• **QUESTIONS**:
a – Reproduce the part of the token provider text starting at "You have the" and ending at "backoff in Amazon.".
b – Translate this sentence from the token provider text into Spanish: "The token provider automatically retries token retrieval when retrieval fails."
*** TEXT Section Begins ***
The mobile SDKs provide you with a configurable token provider that you can use for token retrieval and use. The token provider verifies that the requests that you allow are from legitimate customers. When you send requests to the Amazon resources that you protect with Amazon WAF, you include the token in a cookie, to validate the request. You can handle the token cookie manually or have the token provider do it for you.

This section covers the interactions between the classes, properties, and methods that are included in the mobile SDK. For the SDK specification, see The Amazon WAF mobile SDK specification.

Token retrieval and caching

When you create the token provider instance in your mobile app, you configure how you want it to manage tokens and token retrieval. Your main choice is how to maintain valid, unexpired tokens for use in your app’s web requests:

  • Background refresh enabled – This is the default. The token provider automatically refreshes the token in the background and caches it. With background refresh enabled, when you call getToken(), the operation retrieves the cached token.

    The token provider performs the token refresh at configurable intervals, so that an unexpired token is always available in the cache while the application is active. Background refresh is paused while your application is in an inactive state. For information about this, see Retrieving a token following app inactivity.

  • Background refresh disabled – You can disable background token refresh, and then retrieve tokens only on demand. Tokens retrieved on demand aren't cached, and you can retrieve more than one if you want. Each token is independent of any others that you retrieve, and each has its own timestamp that's used to calculate expiration.

    You have the following choices for token retrieval when background refresh is disabled:

    • getToken() – When you call getToken() with background refresh disabled, the call synchronously retrieves a new token from Amazon WAF. This is a potentially blocking call that may affect app responsiveness if you invoke it on the main thread.

    • onTokenReady(WAFTokenResultCallback) – This call asynchronously retrieves a new token and then invokes the provided result callback in a background thread when a token is ready.

How the token provider retries failed token retrievals

The token provider automatically retries token retrieval when retrieval fails. Retries are initially performed using exponential backoff with a starting retry wait time of 100 ms. For information about exponential retries, see Error retries and exponential backoff in Amazon.
*** TEXT Section Ends ***
*** DATA SUPPLIED Section Begins ***
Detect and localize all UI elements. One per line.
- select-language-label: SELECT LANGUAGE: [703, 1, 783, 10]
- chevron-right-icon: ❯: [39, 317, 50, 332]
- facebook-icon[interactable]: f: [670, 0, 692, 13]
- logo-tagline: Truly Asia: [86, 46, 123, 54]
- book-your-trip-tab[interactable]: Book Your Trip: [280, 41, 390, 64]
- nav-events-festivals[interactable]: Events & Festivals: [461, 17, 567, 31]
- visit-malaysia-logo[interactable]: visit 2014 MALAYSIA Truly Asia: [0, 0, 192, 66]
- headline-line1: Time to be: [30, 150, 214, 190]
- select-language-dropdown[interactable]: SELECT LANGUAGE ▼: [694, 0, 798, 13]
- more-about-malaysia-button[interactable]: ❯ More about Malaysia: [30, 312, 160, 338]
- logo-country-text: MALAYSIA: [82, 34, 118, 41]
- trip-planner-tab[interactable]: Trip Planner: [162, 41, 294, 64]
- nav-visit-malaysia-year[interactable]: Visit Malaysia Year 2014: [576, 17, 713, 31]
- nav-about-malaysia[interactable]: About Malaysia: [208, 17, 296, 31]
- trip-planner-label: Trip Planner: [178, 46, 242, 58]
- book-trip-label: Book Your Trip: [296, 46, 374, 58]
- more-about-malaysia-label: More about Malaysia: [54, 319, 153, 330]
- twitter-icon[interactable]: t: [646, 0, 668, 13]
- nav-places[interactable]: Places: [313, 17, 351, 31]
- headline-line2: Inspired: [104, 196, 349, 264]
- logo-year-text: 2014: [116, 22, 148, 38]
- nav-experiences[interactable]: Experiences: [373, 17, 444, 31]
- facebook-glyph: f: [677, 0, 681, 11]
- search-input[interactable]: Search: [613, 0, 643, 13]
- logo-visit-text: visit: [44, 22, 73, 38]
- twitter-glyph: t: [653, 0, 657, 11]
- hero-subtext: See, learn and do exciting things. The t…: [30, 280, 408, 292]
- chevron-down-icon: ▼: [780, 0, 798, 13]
*** DATA SUPPLIED Section Ends ***
• **ANSWER SECTION**:
a –
You have the following choices for token retrieval when background refresh is disabled:

    • getToken() – When you call getToken() with background refresh disabled, the call synchronously retrieves a new token from Amazon WAF. This is a potentially blocking call that may affect app responsiveness if you invoke it on the main thread.

    • onTokenReady(WAFTokenResultCallback) – This call asynchronously retrieves a new token and then invokes the provided result callback in a background thread when a token is ready.

How the token provider retries failed token retrievals

The token provider automatically retries token retrieval when retrieval fails. Retries are initially performed using exponential backoff with a starting retry wait time of 100 ms. For information about exponential retries, see Error retries and exponential backoff in Amazon.

b – El proveedor de tokens reintenta automáticamente la recuperación del token cuando esta falla.